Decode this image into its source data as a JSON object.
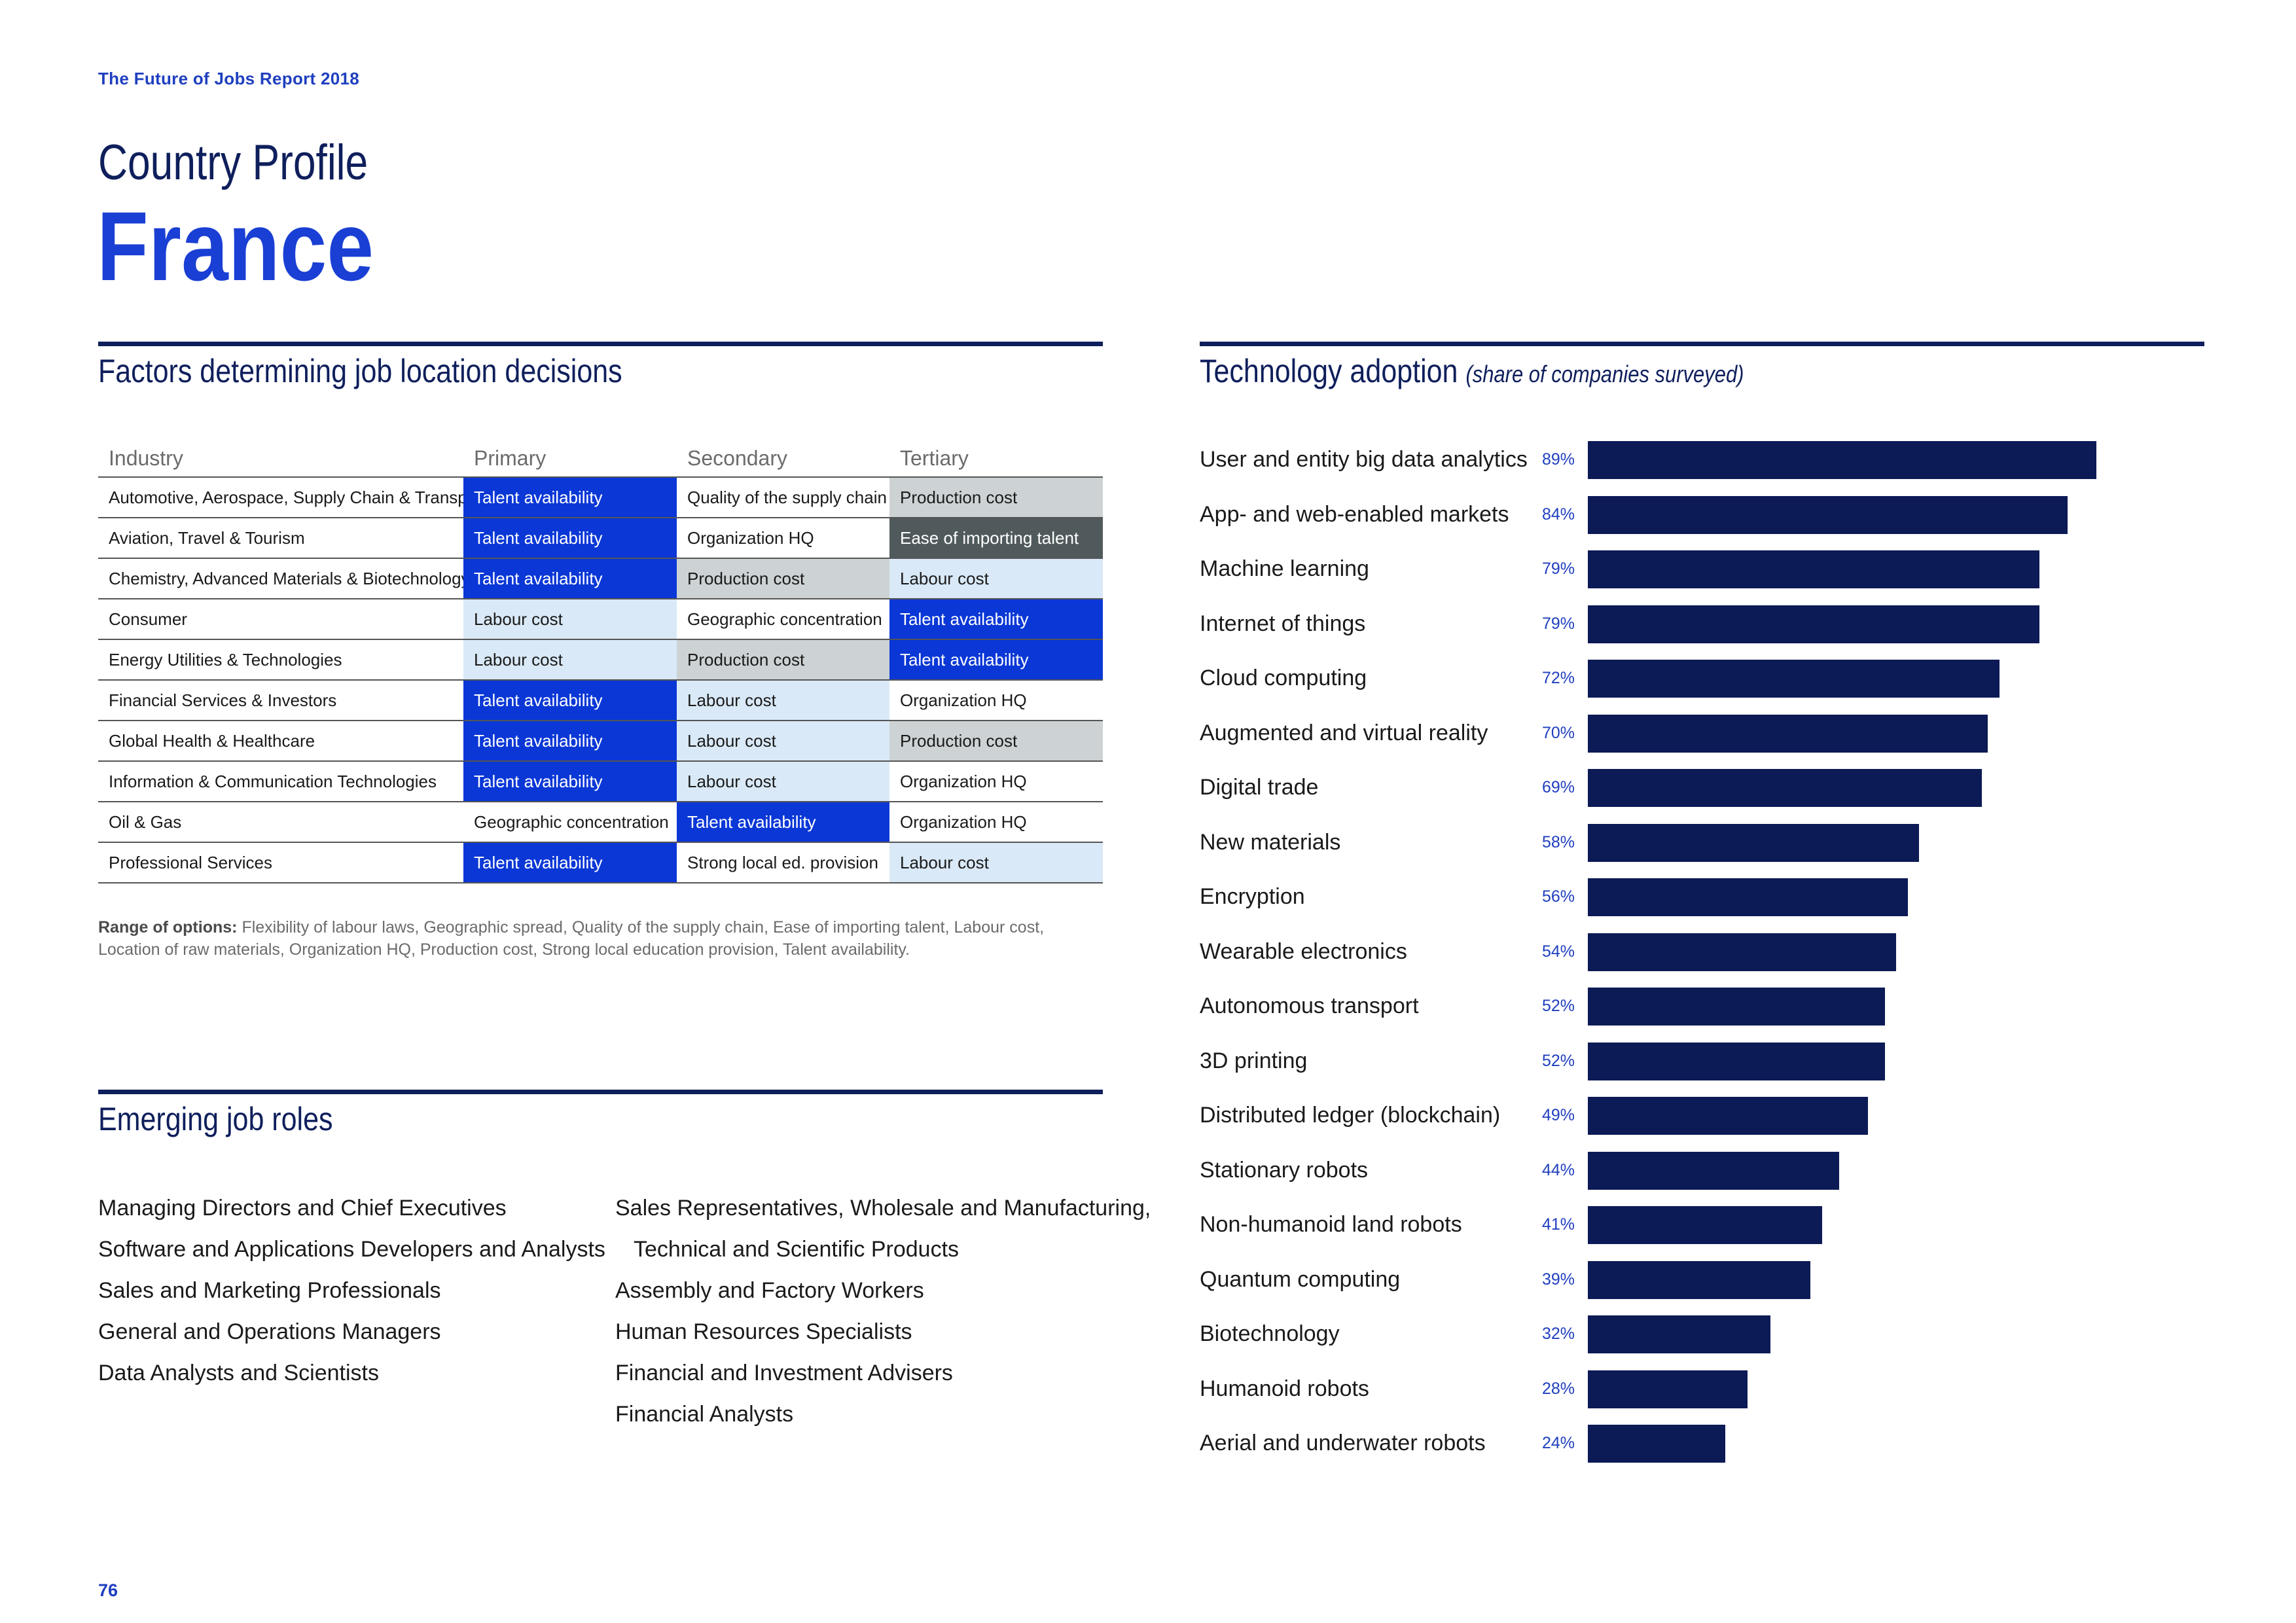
{
  "header": {
    "report_title": "The Future of Jobs Report 2018",
    "kicker": "Country Profile",
    "country": "France"
  },
  "factors": {
    "title": "Factors determining job location decisions",
    "columns": [
      "Industry",
      "Primary",
      "Secondary",
      "Tertiary"
    ],
    "rows": [
      {
        "industry": "Automotive, Aerospace, Supply Chain & Transport",
        "primary": "Talent availability",
        "secondary": "Quality of the supply chain",
        "tertiary": "Production cost"
      },
      {
        "industry": "Aviation, Travel & Tourism",
        "primary": "Talent availability",
        "secondary": "Organization HQ",
        "tertiary": "Ease of importing talent"
      },
      {
        "industry": "Chemistry, Advanced Materials & Biotechnology",
        "primary": "Talent availability",
        "secondary": "Production cost",
        "tertiary": "Labour cost"
      },
      {
        "industry": "Consumer",
        "primary": "Labour cost",
        "secondary": "Geographic concentration",
        "tertiary": "Talent availability"
      },
      {
        "industry": "Energy Utilities & Technologies",
        "primary": "Labour cost",
        "secondary": "Production cost",
        "tertiary": "Talent availability"
      },
      {
        "industry": "Financial Services & Investors",
        "primary": "Talent availability",
        "secondary": "Labour cost",
        "tertiary": "Organization HQ"
      },
      {
        "industry": "Global Health & Healthcare",
        "primary": "Talent availability",
        "secondary": "Labour cost",
        "tertiary": "Production cost"
      },
      {
        "industry": "Information & Communication Technologies",
        "primary": "Talent availability",
        "secondary": "Labour cost",
        "tertiary": "Organization HQ"
      },
      {
        "industry": "Oil & Gas",
        "primary": "Geographic concentration",
        "secondary": "Talent availability",
        "tertiary": "Organization HQ"
      },
      {
        "industry": "Professional Services",
        "primary": "Talent availability",
        "secondary": "Strong local ed. provision",
        "tertiary": "Labour cost"
      }
    ],
    "range_label": "Range of options:",
    "range_text": "Flexibility of labour laws, Geographic spread, Quality of the supply chain, Ease of importing talent, Labour cost, Location of raw materials, Organization HQ, Production cost, Strong local education provision, Talent availability."
  },
  "roles": {
    "title": "Emerging job roles",
    "col1": [
      "Managing Directors and Chief Executives",
      "Software and Applications Developers and Analysts",
      "Sales and Marketing Professionals",
      "General and Operations Managers",
      "Data Analysts and Scientists"
    ],
    "col2": [
      "Sales Representatives, Wholesale and Manufacturing,",
      "Technical and Scientific Products",
      "Assembly and Factory Workers",
      "Human Resources Specialists",
      "Financial and Investment Advisers",
      "Financial Analysts"
    ]
  },
  "tech": {
    "title": "Technology adoption",
    "subtitle": "(share of companies surveyed)"
  },
  "chart_data": {
    "type": "bar",
    "orientation": "horizontal",
    "title": "Technology adoption (share of companies surveyed)",
    "categories": [
      "User and entity big data analytics",
      "App- and web-enabled markets",
      "Machine learning",
      "Internet of things",
      "Cloud computing",
      "Augmented and virtual reality",
      "Digital trade",
      "New materials",
      "Encryption",
      "Wearable electronics",
      "Autonomous transport",
      "3D printing",
      "Distributed ledger (blockchain)",
      "Stationary robots",
      "Non-humanoid land robots",
      "Quantum computing",
      "Biotechnology",
      "Humanoid robots",
      "Aerial and underwater robots"
    ],
    "values": [
      89,
      84,
      79,
      79,
      72,
      70,
      69,
      58,
      56,
      54,
      52,
      52,
      49,
      44,
      41,
      39,
      32,
      28,
      24
    ],
    "value_labels": [
      "89%",
      "84%",
      "79%",
      "79%",
      "72%",
      "70%",
      "69%",
      "58%",
      "56%",
      "54%",
      "52%",
      "52%",
      "49%",
      "44%",
      "41%",
      "39%",
      "32%",
      "28%",
      "24%"
    ],
    "xlim": [
      0,
      100
    ],
    "bar_color": "#0c1a55"
  },
  "footer": {
    "page_number": "76"
  }
}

* * * * * * * * *

◆ **Request**:
Print the listing above in full, exactly as written. Omit any pictures.

◆ **Exercise response**:
Decode this image into its source data as a JSON object.
{
  "header": {
    "report_title": "The Future of Jobs Report 2018",
    "kicker": "Country Profile",
    "country": "France"
  },
  "factors": {
    "title": "Factors determining job location decisions",
    "columns": [
      "Industry",
      "Primary",
      "Secondary",
      "Tertiary"
    ],
    "rows": [
      {
        "industry": "Automotive, Aerospace, Supply Chain & Transport",
        "primary": "Talent availability",
        "secondary": "Quality of the supply chain",
        "tertiary": "Production cost"
      },
      {
        "industry": "Aviation, Travel & Tourism",
        "primary": "Talent availability",
        "secondary": "Organization HQ",
        "tertiary": "Ease of importing talent"
      },
      {
        "industry": "Chemistry, Advanced Materials & Biotechnology",
        "primary": "Talent availability",
        "secondary": "Production cost",
        "tertiary": "Labour cost"
      },
      {
        "industry": "Consumer",
        "primary": "Labour cost",
        "secondary": "Geographic concentration",
        "tertiary": "Talent availability"
      },
      {
        "industry": "Energy Utilities & Technologies",
        "primary": "Labour cost",
        "secondary": "Production cost",
        "tertiary": "Talent availability"
      },
      {
        "industry": "Financial Services & Investors",
        "primary": "Talent availability",
        "secondary": "Labour cost",
        "tertiary": "Organization HQ"
      },
      {
        "industry": "Global Health & Healthcare",
        "primary": "Talent availability",
        "secondary": "Labour cost",
        "tertiary": "Production cost"
      },
      {
        "industry": "Information & Communication Technologies",
        "primary": "Talent availability",
        "secondary": "Labour cost",
        "tertiary": "Organization HQ"
      },
      {
        "industry": "Oil & Gas",
        "primary": "Geographic concentration",
        "secondary": "Talent availability",
        "tertiary": "Organization HQ"
      },
      {
        "industry": "Professional Services",
        "primary": "Talent availability",
        "secondary": "Strong local ed. provision",
        "tertiary": "Labour cost"
      }
    ],
    "range_label": "Range of options:",
    "range_text": "Flexibility of labour laws, Geographic spread, Quality of the supply chain, Ease of importing talent, Labour cost, Location of raw materials, Organization HQ, Production cost, Strong local education provision, Talent availability."
  },
  "roles": {
    "title": "Emerging job roles",
    "col1": [
      "Managing Directors and Chief Executives",
      "Software and Applications Developers and Analysts",
      "Sales and Marketing Professionals",
      "General and Operations Managers",
      "Data Analysts and Scientists"
    ],
    "col2": [
      "Sales Representatives, Wholesale and Manufacturing,",
      "Technical and Scientific Products",
      "Assembly and Factory Workers",
      "Human Resources Specialists",
      "Financial and Investment Advisers",
      "Financial Analysts"
    ]
  },
  "tech": {
    "title": "Technology adoption",
    "subtitle": "(share of companies surveyed)"
  },
  "chart_data": {
    "type": "bar",
    "orientation": "horizontal",
    "title": "Technology adoption (share of companies surveyed)",
    "categories": [
      "User and entity big data analytics",
      "App- and web-enabled markets",
      "Machine learning",
      "Internet of things",
      "Cloud computing",
      "Augmented and virtual reality",
      "Digital trade",
      "New materials",
      "Encryption",
      "Wearable electronics",
      "Autonomous transport",
      "3D printing",
      "Distributed ledger (blockchain)",
      "Stationary robots",
      "Non-humanoid land robots",
      "Quantum computing",
      "Biotechnology",
      "Humanoid robots",
      "Aerial and underwater robots"
    ],
    "values": [
      89,
      84,
      79,
      79,
      72,
      70,
      69,
      58,
      56,
      54,
      52,
      52,
      49,
      44,
      41,
      39,
      32,
      28,
      24
    ],
    "value_labels": [
      "89%",
      "84%",
      "79%",
      "79%",
      "72%",
      "70%",
      "69%",
      "58%",
      "56%",
      "54%",
      "52%",
      "52%",
      "49%",
      "44%",
      "41%",
      "39%",
      "32%",
      "28%",
      "24%"
    ],
    "xlim": [
      0,
      100
    ],
    "bar_color": "#0c1a55"
  },
  "footer": {
    "page_number": "76"
  }
}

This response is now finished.